**Given request:** Go over the entries below line by line, copying each one that contains the word "Hides".

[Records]

↓

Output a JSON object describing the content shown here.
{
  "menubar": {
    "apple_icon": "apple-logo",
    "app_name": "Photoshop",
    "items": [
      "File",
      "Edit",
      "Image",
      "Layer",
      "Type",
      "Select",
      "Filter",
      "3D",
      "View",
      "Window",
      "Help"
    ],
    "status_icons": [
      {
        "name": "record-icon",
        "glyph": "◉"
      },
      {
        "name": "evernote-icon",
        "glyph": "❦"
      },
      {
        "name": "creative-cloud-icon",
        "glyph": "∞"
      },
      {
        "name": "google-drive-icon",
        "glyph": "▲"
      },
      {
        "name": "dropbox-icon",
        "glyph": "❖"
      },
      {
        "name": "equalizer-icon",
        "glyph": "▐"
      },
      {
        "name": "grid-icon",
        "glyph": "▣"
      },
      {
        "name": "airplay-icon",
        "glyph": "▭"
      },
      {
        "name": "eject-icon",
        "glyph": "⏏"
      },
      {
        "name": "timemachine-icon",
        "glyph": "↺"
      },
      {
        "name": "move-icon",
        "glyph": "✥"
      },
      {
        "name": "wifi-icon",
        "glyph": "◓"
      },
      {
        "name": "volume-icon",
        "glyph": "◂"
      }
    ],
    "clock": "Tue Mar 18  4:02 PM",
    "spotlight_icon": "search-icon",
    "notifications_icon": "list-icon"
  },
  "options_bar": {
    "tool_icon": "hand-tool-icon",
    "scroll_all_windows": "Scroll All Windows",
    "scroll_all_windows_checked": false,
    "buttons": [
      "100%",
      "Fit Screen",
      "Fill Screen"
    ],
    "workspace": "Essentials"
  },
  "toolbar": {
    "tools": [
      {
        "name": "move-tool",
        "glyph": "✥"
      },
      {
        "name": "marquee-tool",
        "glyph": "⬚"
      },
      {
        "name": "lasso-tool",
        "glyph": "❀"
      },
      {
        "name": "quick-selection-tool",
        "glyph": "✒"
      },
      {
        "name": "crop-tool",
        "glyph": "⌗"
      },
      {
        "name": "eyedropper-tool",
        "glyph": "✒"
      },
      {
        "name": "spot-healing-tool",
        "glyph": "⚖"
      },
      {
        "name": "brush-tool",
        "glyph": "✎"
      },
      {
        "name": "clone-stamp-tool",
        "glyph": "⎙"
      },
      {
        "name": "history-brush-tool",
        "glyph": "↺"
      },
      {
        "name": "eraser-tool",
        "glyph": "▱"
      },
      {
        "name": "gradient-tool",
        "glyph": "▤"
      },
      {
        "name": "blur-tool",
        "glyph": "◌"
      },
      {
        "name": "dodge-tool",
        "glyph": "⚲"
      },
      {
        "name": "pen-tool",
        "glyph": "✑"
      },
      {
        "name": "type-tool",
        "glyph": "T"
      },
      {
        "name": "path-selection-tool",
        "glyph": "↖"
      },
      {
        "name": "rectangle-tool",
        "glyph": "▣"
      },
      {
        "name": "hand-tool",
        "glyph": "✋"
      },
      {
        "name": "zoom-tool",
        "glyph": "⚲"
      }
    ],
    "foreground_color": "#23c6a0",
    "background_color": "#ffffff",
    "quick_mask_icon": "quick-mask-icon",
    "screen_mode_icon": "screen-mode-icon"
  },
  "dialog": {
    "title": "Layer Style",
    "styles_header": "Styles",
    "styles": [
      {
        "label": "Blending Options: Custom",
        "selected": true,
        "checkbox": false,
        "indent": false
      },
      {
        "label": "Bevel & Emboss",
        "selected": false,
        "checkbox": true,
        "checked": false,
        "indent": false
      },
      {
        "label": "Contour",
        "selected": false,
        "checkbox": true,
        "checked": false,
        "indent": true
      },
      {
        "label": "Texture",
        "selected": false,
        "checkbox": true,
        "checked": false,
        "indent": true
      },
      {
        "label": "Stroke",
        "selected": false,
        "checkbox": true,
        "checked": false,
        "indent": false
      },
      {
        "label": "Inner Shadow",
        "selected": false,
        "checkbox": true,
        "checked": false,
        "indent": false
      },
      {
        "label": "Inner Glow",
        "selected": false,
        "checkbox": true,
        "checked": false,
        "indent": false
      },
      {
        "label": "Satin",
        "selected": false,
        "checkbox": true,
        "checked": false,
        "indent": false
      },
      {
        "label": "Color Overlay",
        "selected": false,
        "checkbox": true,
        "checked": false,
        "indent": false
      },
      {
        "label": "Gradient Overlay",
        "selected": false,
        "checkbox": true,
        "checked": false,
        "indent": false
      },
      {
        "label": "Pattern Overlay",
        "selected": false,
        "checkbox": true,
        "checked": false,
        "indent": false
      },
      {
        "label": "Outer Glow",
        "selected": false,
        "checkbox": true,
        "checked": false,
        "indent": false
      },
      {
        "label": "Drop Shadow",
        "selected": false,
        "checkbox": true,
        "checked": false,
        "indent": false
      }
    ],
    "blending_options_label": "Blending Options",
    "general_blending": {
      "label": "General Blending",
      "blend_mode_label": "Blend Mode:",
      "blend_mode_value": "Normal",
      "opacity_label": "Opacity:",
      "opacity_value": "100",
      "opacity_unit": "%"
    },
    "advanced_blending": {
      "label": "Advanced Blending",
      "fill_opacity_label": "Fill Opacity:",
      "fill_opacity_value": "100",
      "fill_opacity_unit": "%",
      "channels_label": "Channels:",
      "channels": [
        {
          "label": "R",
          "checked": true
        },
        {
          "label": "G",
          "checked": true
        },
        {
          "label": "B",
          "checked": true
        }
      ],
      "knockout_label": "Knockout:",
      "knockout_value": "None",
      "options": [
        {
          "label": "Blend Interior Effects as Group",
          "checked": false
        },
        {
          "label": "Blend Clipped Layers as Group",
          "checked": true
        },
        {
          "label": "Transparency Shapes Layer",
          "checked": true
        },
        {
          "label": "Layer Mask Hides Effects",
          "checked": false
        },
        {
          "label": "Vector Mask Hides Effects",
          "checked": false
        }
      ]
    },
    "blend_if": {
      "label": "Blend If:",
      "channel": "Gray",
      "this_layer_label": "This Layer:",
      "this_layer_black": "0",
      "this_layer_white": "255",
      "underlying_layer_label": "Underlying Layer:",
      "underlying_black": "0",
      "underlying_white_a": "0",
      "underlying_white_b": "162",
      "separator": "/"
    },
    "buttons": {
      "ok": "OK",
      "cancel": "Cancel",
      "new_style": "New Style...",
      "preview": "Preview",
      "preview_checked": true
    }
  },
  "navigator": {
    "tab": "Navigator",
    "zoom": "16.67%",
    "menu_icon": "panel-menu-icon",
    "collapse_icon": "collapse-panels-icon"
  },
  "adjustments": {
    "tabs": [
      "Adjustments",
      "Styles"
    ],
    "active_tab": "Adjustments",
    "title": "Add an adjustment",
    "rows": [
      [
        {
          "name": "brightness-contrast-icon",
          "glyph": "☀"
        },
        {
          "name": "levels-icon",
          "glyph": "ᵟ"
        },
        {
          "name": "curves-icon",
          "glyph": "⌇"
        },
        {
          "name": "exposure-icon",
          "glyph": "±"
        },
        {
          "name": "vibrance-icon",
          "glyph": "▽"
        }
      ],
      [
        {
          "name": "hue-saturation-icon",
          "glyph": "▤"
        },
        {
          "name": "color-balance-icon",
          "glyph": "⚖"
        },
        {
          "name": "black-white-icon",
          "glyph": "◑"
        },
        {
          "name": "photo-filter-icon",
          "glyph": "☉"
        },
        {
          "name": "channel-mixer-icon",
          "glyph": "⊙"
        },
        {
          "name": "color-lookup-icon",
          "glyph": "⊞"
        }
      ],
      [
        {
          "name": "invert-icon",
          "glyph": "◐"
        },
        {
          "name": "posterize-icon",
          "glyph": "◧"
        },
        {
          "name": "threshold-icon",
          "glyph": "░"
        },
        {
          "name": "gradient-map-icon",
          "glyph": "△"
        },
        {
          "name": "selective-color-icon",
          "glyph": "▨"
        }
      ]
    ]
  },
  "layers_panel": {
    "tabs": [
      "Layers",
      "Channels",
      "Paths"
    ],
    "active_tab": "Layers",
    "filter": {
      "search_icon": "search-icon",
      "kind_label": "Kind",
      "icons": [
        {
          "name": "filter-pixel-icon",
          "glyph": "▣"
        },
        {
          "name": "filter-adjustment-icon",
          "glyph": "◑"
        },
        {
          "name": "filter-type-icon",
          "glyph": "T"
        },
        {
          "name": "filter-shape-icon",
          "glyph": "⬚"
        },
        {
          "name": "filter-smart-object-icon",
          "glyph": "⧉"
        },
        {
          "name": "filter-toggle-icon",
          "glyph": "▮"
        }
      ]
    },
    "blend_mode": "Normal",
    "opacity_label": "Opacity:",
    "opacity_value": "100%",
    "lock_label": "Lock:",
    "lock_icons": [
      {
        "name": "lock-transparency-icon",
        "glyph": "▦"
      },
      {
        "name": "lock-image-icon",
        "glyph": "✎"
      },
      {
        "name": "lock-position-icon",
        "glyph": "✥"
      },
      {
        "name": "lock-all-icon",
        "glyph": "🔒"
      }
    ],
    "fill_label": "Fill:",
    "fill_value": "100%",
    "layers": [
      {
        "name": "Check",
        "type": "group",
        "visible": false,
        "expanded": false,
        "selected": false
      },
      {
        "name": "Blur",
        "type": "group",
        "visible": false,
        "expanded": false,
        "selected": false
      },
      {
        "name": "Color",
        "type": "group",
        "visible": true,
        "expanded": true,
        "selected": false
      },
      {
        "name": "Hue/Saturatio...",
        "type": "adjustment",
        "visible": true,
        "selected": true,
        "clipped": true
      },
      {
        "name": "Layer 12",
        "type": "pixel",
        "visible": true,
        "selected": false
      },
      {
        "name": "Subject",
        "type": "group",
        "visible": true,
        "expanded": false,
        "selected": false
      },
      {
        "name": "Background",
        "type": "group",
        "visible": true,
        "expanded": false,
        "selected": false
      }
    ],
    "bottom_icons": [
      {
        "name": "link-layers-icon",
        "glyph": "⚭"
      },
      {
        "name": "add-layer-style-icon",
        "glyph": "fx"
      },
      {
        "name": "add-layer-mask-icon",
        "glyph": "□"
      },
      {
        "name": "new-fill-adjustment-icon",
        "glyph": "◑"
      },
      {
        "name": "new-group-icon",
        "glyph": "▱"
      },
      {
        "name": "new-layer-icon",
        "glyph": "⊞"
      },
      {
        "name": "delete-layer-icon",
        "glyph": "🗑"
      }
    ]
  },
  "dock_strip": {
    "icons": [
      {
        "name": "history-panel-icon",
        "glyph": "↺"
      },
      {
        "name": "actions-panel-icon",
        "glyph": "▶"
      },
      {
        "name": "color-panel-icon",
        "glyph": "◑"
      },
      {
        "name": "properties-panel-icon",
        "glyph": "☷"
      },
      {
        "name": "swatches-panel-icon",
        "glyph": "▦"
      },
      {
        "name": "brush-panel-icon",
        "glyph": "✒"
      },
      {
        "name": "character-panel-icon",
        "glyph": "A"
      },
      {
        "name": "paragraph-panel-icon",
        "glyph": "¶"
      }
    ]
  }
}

↑

**Correct response:**
          "label": "Layer Mask Hides Effects",
          "label": "Vector Mask Hides Effects",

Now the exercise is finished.